Render the material again word for word, skipping the pictures in it.

======== Entries supplied

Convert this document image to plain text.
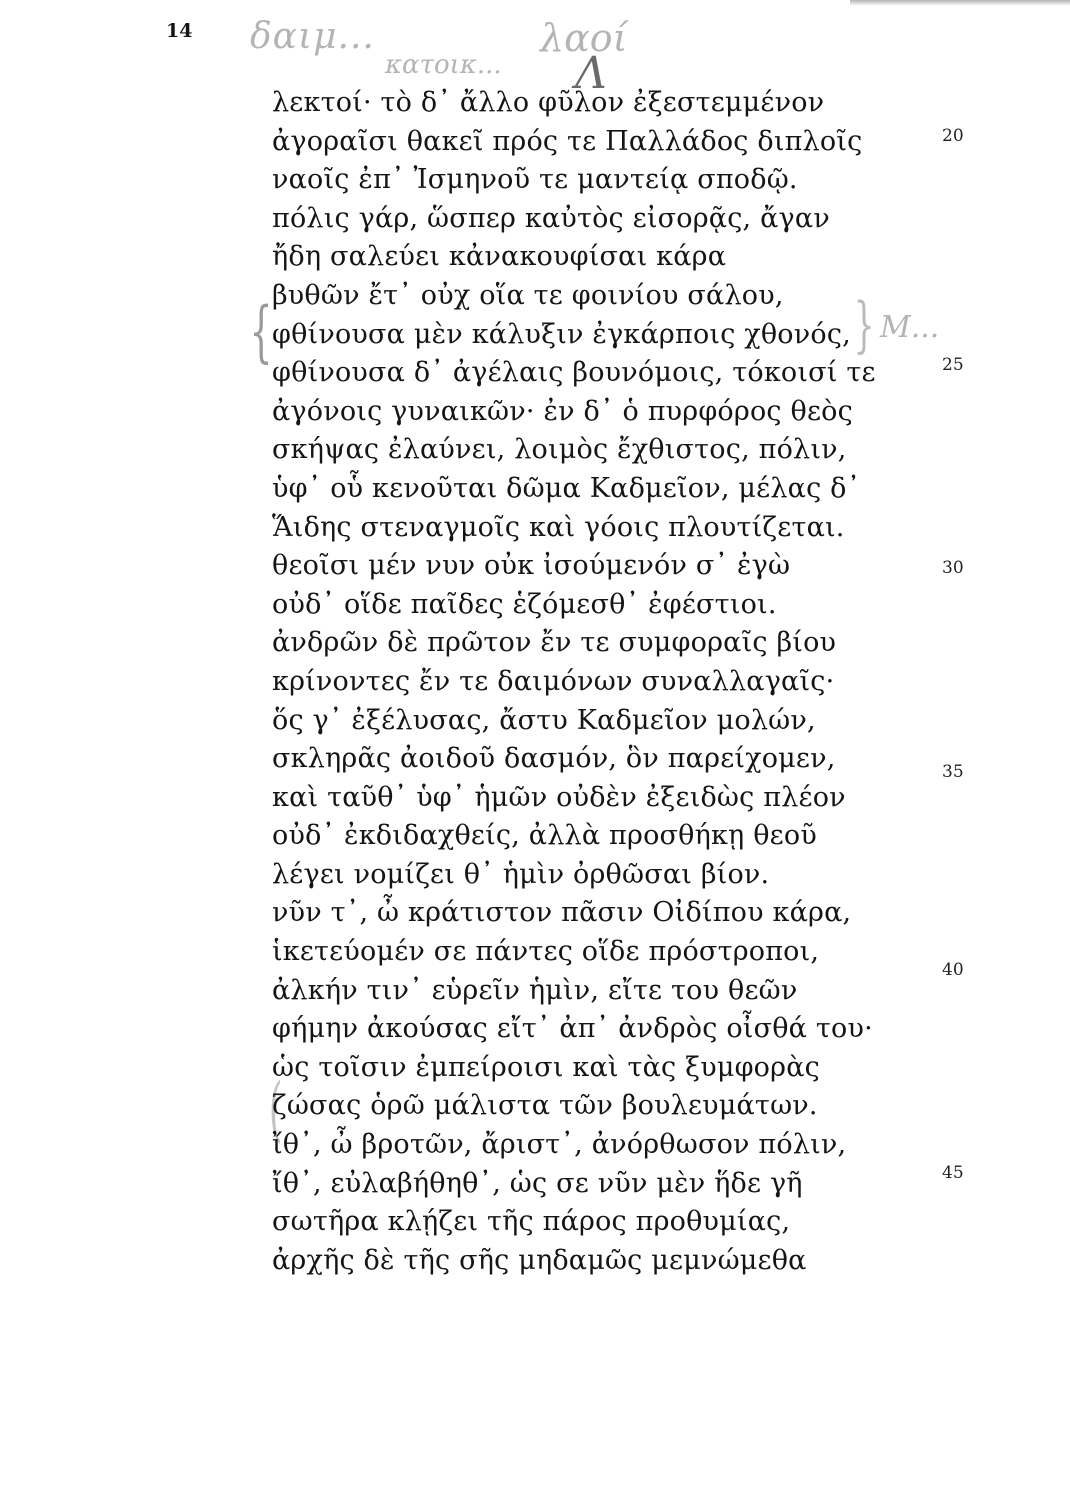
14 δαιμ...
κατοικ...
λαοί
Λ
Μ...
{	}
(
λεκτοί· τὸ δ᾽ ἄλλο φῦλον ἐξεστεμμένον
ἀγοραῖσι θακεῖ πρός τε Παλλάδος διπλοῖς
ναοῖς ἐπ᾽ Ἰσμηνοῦ τε μαντείᾳ σποδῷ.
πόλις γάρ, ὥσπερ καὐτὸς εἰσορᾷς, ἄγαν
ἤδη σαλεύει κἀνακουφίσαι κάρα
βυθῶν ἔτ᾽ οὐχ οἵα τε φοινίου σάλου,
φθίνουσα μὲν κάλυξιν ἐγκάρποις χθονός,
φθίνουσα δ᾽ ἀγέλαις βουνόμοις, τόκοισί τε
ἀγόνοις γυναικῶν· ἐν δ᾽ ὁ πυρφόρος θεὸς
σκήψας ἐλαύνει, λοιμὸς ἔχθιστος, πόλιν,
ὑφ᾽ οὗ κενοῦται δῶμα Καδμεῖον, μέλας δ᾽
Ἅιδης στεναγμοῖς καὶ γόοις πλουτίζεται.
θεοῖσι μέν νυν οὐκ ἰσούμενόν σ᾽ ἐγὼ
οὐδ᾽ οἵδε παῖδες ἑζόμεσθ᾽ ἐφέστιοι.
ἀνδρῶν δὲ πρῶτον ἔν τε συμφοραῖς βίου
κρίνοντες ἔν τε δαιμόνων συναλλαγαῖς·
ὅς γ᾽ ἐξέλυσας, ἄστυ Καδμεῖον μολών,
σκληρᾶς ἀοιδοῦ δασμόν, ὃν παρείχομεν,
καὶ ταῦθ᾽ ὑφ᾽ ἡμῶν οὐδὲν ἐξειδὼς πλέον
οὐδ᾽ ἐκδιδαχθείς, ἀλλὰ προσθήκῃ θεοῦ
λέγει νομίζει θ᾽ ἡμὶν ὀρθῶσαι βίον.
νῦν τ᾽, ὦ κράτιστον πᾶσιν Οἰδίπου κάρα,
ἱκετεύομέν σε πάντες οἵδε πρόστροποι,
ἀλκήν τιν᾽ εὑρεῖν ἡμὶν, εἴτε του θεῶν
φήμην ἀκούσας εἴτ᾽ ἀπ᾽ ἀνδρὸς οἶσθά του·
ὡς τοῖσιν ἐμπείροισι καὶ τὰς ξυμφορὰς
ζώσας ὁρῶ μάλιστα τῶν βουλευμάτων.
ἴθ᾽, ὦ βροτῶν, ἄριστ᾽, ἀνόρθωσον πόλιν,
ἴθ᾽, εὐλαβήθηθ᾽, ὡς σε νῦν μὲν ἥδε γῆ
σωτῆρα κλῄζει τῆς πάρος προθυμίας,
ἀρχῆς δὲ τῆς σῆς μηδαμῶς μεμνώμεθα
20
25
30
35
40
45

================

*Solution for this task*:
Convert this document image to plain text.
14 δαιμ...
κατοικ...
λαοί
Λ
Μ...
{	}
(
λεκτοί· τὸ δ᾽ ἄλλο φῦλον ἐξεστεμμένον
ἀγοραῖσι θακεῖ πρός τε Παλλάδος διπλοῖς
ναοῖς ἐπ᾽ Ἰσμηνοῦ τε μαντείᾳ σποδῷ.
πόλις γάρ, ὥσπερ καὐτὸς εἰσορᾷς, ἄγαν
ἤδη σαλεύει κἀνακουφίσαι κάρα
βυθῶν ἔτ᾽ οὐχ οἵα τε φοινίου σάλου,
φθίνουσα μὲν κάλυξιν ἐγκάρποις χθονός,
φθίνουσα δ᾽ ἀγέλαις βουνόμοις, τόκοισί τε
ἀγόνοις γυναικῶν· ἐν δ᾽ ὁ πυρφόρος θεὸς
σκήψας ἐλαύνει, λοιμὸς ἔχθιστος, πόλιν,
ὑφ᾽ οὗ κενοῦται δῶμα Καδμεῖον, μέλας δ᾽
Ἅιδης στεναγμοῖς καὶ γόοις πλουτίζεται.
θεοῖσι μέν νυν οὐκ ἰσούμενόν σ᾽ ἐγὼ
οὐδ᾽ οἵδε παῖδες ἑζόμεσθ᾽ ἐφέστιοι.
ἀνδρῶν δὲ πρῶτον ἔν τε συμφοραῖς βίου
κρίνοντες ἔν τε δαιμόνων συναλλαγαῖς·
ὅς γ᾽ ἐξέλυσας, ἄστυ Καδμεῖον μολών,
σκληρᾶς ἀοιδοῦ δασμόν, ὃν παρείχομεν,
καὶ ταῦθ᾽ ὑφ᾽ ἡμῶν οὐδὲν ἐξειδὼς πλέον
οὐδ᾽ ἐκδιδαχθείς, ἀλλὰ προσθήκῃ θεοῦ
λέγει νομίζει θ᾽ ἡμὶν ὀρθῶσαι βίον.
νῦν τ᾽, ὦ κράτιστον πᾶσιν Οἰδίπου κάρα,
ἱκετεύομέν σε πάντες οἵδε πρόστροποι,
ἀλκήν τιν᾽ εὑρεῖν ἡμὶν, εἴτε του θεῶν
φήμην ἀκούσας εἴτ᾽ ἀπ᾽ ἀνδρὸς οἶσθά του·
ὡς τοῖσιν ἐμπείροισι καὶ τὰς ξυμφορὰς
ζώσας ὁρῶ μάλιστα τῶν βουλευμάτων.
ἴθ᾽, ὦ βροτῶν, ἄριστ᾽, ἀνόρθωσον πόλιν,
ἴθ᾽, εὐλαβήθηθ᾽, ὡς σε νῦν μὲν ἥδε γῆ
σωτῆρα κλῄζει τῆς πάρος προθυμίας,
ἀρχῆς δὲ τῆς σῆς μηδαμῶς μεμνώμεθα
20
25
30
35
40
45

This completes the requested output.